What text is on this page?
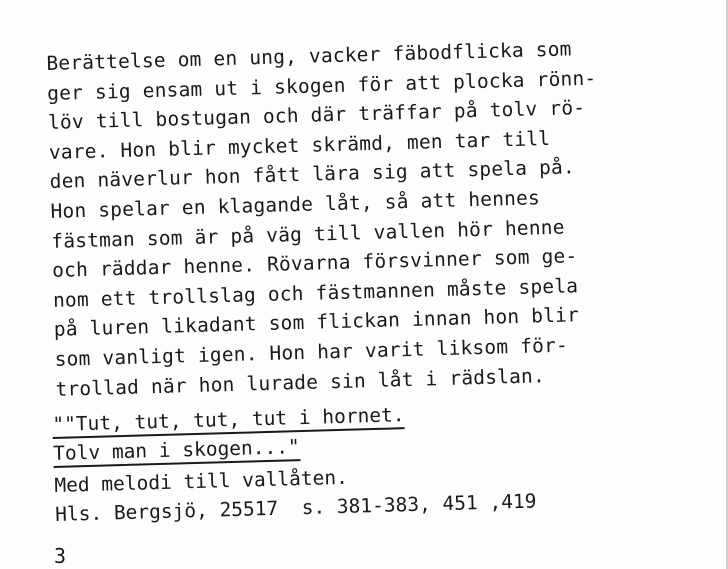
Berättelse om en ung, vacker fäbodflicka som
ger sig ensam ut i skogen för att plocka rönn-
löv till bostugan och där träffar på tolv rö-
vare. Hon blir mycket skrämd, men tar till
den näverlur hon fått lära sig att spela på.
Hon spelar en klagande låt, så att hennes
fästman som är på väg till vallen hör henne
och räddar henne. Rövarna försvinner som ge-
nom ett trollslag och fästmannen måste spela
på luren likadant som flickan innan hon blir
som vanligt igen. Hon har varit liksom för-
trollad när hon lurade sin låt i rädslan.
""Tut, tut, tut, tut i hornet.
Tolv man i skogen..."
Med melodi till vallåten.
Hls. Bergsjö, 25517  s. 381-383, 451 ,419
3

→ **DIRECTION**
Take the listing above and restate it word for word, without its pictures.

→ **WRITTEN REPLY**
What text is on this page?
Berättelse om en ung, vacker fäbodflicka som
ger sig ensam ut i skogen för att plocka rönn-
löv till bostugan och där träffar på tolv rö-
vare. Hon blir mycket skrämd, men tar till
den näverlur hon fått lära sig att spela på.
Hon spelar en klagande låt, så att hennes
fästman som är på väg till vallen hör henne
och räddar henne. Rövarna försvinner som ge-
nom ett trollslag och fästmannen måste spela
på luren likadant som flickan innan hon blir
som vanligt igen. Hon har varit liksom för-
trollad när hon lurade sin låt i rädslan.
""Tut, tut, tut, tut i hornet.
Tolv man i skogen..."
Med melodi till vallåten.
Hls. Bergsjö, 25517  s. 381-383, 451 ,419
3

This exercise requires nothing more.